=== Requirement ===
Your task is to extract every entry that follows word for word while excluding the pictures.

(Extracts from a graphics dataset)
>>>

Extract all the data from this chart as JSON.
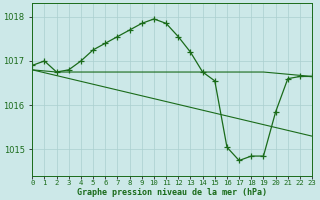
{
  "title": "Graphe pression niveau de la mer (hPa)",
  "background_color": "#cce8e8",
  "grid_color": "#aacfcf",
  "line_color": "#1a6b1a",
  "marker_color": "#1a6b1a",
  "xlim": [
    0,
    23
  ],
  "ylim": [
    1014.4,
    1018.3
  ],
  "yticks": [
    1015,
    1016,
    1017,
    1018
  ],
  "xtick_labels": [
    "0",
    "1",
    "2",
    "3",
    "4",
    "5",
    "6",
    "7",
    "8",
    "9",
    "10",
    "11",
    "12",
    "13",
    "14",
    "15",
    "16",
    "17",
    "18",
    "19",
    "20",
    "21",
    "22",
    "23"
  ],
  "series_main": {
    "x": [
      0,
      1,
      2,
      3,
      4,
      5,
      6,
      7,
      8,
      9,
      10,
      11,
      12,
      13,
      14,
      15,
      16,
      17,
      18,
      19,
      20,
      21,
      22,
      23
    ],
    "y": [
      1016.9,
      1017.0,
      1016.75,
      1016.8,
      1017.0,
      1017.25,
      1017.4,
      1017.55,
      1017.7,
      1017.85,
      1017.95,
      1017.85,
      1017.55,
      1017.2,
      1016.75,
      1016.55,
      1015.05,
      1014.75,
      1014.85,
      1014.85,
      1015.85,
      1016.6,
      1016.65,
      1016.65
    ]
  },
  "series_flat": {
    "x": [
      0,
      2,
      3,
      14,
      19,
      23
    ],
    "y": [
      1016.8,
      1016.75,
      1016.75,
      1016.75,
      1016.75,
      1016.65
    ]
  },
  "series_diagonal": {
    "x": [
      0,
      23
    ],
    "y": [
      1016.8,
      1015.3
    ]
  }
}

<<<

=== Task result ===
Extract all the data from this chart as JSON.
{
  "title": "Graphe pression niveau de la mer (hPa)",
  "background_color": "#cce8e8",
  "grid_color": "#aacfcf",
  "line_color": "#1a6b1a",
  "marker_color": "#1a6b1a",
  "xlim": [
    0,
    23
  ],
  "ylim": [
    1014.4,
    1018.3
  ],
  "yticks": [
    1015,
    1016,
    1017,
    1018
  ],
  "xtick_labels": [
    "0",
    "1",
    "2",
    "3",
    "4",
    "5",
    "6",
    "7",
    "8",
    "9",
    "10",
    "11",
    "12",
    "13",
    "14",
    "15",
    "16",
    "17",
    "18",
    "19",
    "20",
    "21",
    "22",
    "23"
  ],
  "series_main": {
    "x": [
      0,
      1,
      2,
      3,
      4,
      5,
      6,
      7,
      8,
      9,
      10,
      11,
      12,
      13,
      14,
      15,
      16,
      17,
      18,
      19,
      20,
      21,
      22,
      23
    ],
    "y": [
      1016.9,
      1017.0,
      1016.75,
      1016.8,
      1017.0,
      1017.25,
      1017.4,
      1017.55,
      1017.7,
      1017.85,
      1017.95,
      1017.85,
      1017.55,
      1017.2,
      1016.75,
      1016.55,
      1015.05,
      1014.75,
      1014.85,
      1014.85,
      1015.85,
      1016.6,
      1016.65,
      1016.65
    ]
  },
  "series_flat": {
    "x": [
      0,
      2,
      3,
      14,
      19,
      23
    ],
    "y": [
      1016.8,
      1016.75,
      1016.75,
      1016.75,
      1016.75,
      1016.65
    ]
  },
  "series_diagonal": {
    "x": [
      0,
      23
    ],
    "y": [
      1016.8,
      1015.3
    ]
  }
}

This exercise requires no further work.